米国は、12月にウィーンで開かれる核兵器使用の人道的影響に関する国際会議に参加すると発表した。この会議は、5年に1回の核兵器不拡散条約(NPT)の再検討会議を2015年に開催するために準備を進める過程で、核兵器の非人道性を確立しようとする運動がスイスやノルウェーを中心に起こったのがそもそもの始まりであった。2012年5月NPTの第1回準備委員会でのことであり、その時は核廃絶に熱心な16ヵ国が「核軍縮の人道的側面に関する共同声明」を発表した。それ以来、国連総会の第1委員会(軍縮を審議)や各国がホストする国際会議が開催されるたびに声明に参加する国が増加し、今年の国連総会第1委員会では過去最多の155カ国(昨年は125カ国)が賛成した。
日本は当初参加しなかった。米国の核の傘にありながら、核兵器は非人道的であることを確立する運動には参加できないと考えたからである。しかし、これに対しては、唯一の被爆国としてあまりにも消極的であり、なんとか工夫して声明に参加すべきであるという意見が強まり、政府も改めて検討した結果、2013年10月、第1委員会で初めて参加した。
一方同じ第1委員会で、オーストラリア政府は同じ題名の声明を17カ国連名で発表したが、こちらは「核兵器を禁止するだけでは廃絶できない」「人道の議論と安全保障の議論の両方が重要だ」といったことが強調されており、日本はこの声明にも署名したので両方に署名したこととなり、論議を呼んだ。
これはともかく、米国は今年の第1委員会に至るまで一貫して声明に参加しなかったが、今年末にウィーンで開かれる会議には参加することとしたのである。この新しい決定について米国務省のスポークスマンは11月7日、次の説明を行なっている。

## 課題
[1] 抜粋の中で国名として挙げられている国を、すべて書き出してください。
[2] 核兵器の人道的影響をめぐる抜粋を、最後の文の後から書き継いでください。
このあとに続くデータは、抜粋とは別個の資料です。

## 表示データ
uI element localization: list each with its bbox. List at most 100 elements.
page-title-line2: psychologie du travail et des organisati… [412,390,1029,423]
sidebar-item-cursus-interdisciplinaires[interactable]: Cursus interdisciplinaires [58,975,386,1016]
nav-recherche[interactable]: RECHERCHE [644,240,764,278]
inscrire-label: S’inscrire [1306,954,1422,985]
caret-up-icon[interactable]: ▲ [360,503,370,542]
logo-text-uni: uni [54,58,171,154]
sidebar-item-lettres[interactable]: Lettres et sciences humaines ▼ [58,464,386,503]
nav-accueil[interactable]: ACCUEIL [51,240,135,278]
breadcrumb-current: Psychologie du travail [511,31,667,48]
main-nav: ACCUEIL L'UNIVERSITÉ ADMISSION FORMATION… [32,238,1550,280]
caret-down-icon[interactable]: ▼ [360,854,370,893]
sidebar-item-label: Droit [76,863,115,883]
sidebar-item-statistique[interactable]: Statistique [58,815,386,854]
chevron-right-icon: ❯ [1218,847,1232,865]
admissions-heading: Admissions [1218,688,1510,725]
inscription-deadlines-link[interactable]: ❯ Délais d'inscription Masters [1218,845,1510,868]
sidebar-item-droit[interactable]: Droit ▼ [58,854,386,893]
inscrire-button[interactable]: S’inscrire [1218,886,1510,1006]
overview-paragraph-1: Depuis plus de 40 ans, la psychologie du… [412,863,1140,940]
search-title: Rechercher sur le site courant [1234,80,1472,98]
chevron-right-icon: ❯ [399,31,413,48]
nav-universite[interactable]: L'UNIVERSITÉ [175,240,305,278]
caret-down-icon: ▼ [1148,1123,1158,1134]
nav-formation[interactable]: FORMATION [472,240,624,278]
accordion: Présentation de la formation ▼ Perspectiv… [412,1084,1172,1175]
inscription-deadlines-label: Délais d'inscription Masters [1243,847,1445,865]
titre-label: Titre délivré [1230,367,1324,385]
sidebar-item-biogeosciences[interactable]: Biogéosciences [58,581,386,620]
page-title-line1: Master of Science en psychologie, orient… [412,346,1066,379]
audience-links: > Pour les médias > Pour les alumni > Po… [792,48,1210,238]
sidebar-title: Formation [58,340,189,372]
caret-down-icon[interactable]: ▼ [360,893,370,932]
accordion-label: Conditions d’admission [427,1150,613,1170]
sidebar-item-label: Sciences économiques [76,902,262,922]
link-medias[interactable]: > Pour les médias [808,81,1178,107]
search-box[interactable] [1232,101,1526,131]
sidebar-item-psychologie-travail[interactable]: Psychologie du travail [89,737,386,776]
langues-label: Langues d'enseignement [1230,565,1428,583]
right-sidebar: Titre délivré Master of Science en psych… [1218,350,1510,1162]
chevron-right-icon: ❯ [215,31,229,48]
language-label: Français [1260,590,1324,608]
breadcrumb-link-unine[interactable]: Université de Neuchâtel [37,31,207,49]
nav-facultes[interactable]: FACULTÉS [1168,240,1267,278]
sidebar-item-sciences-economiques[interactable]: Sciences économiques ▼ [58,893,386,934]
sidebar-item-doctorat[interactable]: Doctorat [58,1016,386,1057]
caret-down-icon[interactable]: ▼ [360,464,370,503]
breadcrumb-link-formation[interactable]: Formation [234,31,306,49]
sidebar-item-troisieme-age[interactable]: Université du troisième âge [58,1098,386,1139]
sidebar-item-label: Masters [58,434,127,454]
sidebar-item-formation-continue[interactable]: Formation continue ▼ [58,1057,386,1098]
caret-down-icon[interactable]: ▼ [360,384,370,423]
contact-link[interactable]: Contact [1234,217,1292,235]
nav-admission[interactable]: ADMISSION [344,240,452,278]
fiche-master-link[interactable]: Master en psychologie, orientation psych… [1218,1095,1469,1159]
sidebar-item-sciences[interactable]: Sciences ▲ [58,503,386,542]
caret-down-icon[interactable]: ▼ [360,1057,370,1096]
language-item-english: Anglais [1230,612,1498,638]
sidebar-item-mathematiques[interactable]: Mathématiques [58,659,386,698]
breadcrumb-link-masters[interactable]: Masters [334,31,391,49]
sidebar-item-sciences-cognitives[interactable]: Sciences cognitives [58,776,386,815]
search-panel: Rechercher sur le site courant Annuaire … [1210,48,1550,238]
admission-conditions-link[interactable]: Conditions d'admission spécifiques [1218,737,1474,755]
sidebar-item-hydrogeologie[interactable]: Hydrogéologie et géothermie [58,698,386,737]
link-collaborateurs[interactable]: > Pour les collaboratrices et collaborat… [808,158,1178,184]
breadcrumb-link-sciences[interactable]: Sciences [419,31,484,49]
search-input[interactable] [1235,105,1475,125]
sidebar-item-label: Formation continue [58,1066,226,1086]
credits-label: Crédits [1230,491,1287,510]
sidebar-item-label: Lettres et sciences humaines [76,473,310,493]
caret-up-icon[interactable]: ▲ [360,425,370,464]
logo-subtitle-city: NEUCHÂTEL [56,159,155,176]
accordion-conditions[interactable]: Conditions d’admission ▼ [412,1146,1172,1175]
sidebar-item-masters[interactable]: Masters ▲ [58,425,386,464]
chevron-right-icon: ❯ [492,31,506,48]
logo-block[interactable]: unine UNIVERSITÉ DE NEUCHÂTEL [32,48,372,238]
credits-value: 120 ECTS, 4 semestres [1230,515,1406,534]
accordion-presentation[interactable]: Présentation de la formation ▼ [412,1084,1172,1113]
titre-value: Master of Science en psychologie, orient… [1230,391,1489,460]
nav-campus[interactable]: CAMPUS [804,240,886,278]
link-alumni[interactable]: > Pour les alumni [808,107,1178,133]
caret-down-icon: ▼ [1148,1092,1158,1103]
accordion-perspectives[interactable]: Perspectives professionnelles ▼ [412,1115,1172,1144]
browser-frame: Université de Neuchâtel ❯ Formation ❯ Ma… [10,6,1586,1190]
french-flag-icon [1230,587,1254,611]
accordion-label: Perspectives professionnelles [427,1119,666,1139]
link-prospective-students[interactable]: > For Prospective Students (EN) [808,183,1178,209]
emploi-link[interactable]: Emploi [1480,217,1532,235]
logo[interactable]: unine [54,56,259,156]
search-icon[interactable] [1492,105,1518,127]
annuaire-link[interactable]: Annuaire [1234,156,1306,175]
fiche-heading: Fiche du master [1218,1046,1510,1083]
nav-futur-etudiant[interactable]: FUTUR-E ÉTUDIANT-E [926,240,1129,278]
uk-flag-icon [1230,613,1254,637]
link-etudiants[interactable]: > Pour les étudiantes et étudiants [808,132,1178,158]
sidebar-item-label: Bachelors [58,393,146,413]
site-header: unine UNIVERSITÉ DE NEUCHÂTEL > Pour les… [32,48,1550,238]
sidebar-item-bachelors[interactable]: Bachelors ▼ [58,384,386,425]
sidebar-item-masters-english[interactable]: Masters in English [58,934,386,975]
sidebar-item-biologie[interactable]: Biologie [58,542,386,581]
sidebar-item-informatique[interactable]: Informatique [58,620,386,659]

## 解答一覧
[1] 米国、スイス、ノルウェー、日本、オーストラリア

[2]
○米国はウィーン会議の議題を注意深く検討し、またホスト国のオーストリアと議論した結果、会議の参加国と建設的な協力(engagement)ができる見通しがあると判断した。
○この会議は核軍縮の交渉、あるいは予備交渉を行なう場ではないと考える。米国はそのような試みには与しない
○ウィーンの会議では米国の考えを説明したい。この会議は米国が達成した重要な進歩と核兵器が2度と使用されないための条件を作り出すのに米国が払った努力に光をあてるよい機会になるであろう。

これまで米国の他ほとんどすべてのNATO諸国は核兵器の非人道性に関する会議に参加しなかった。そのなかにあってノルウェーはこの運動の先頭に立つ異色の存在であった。
一方、フランスはかねてより独自の核戦略理論を持ち、ある意味では米国よりも核兵器の有用性を重視する国であった。米国のウィーン会議参加表明で他のNATO諸国にどのような変化が生じるか、とくにフランスの対応いかんが注目される。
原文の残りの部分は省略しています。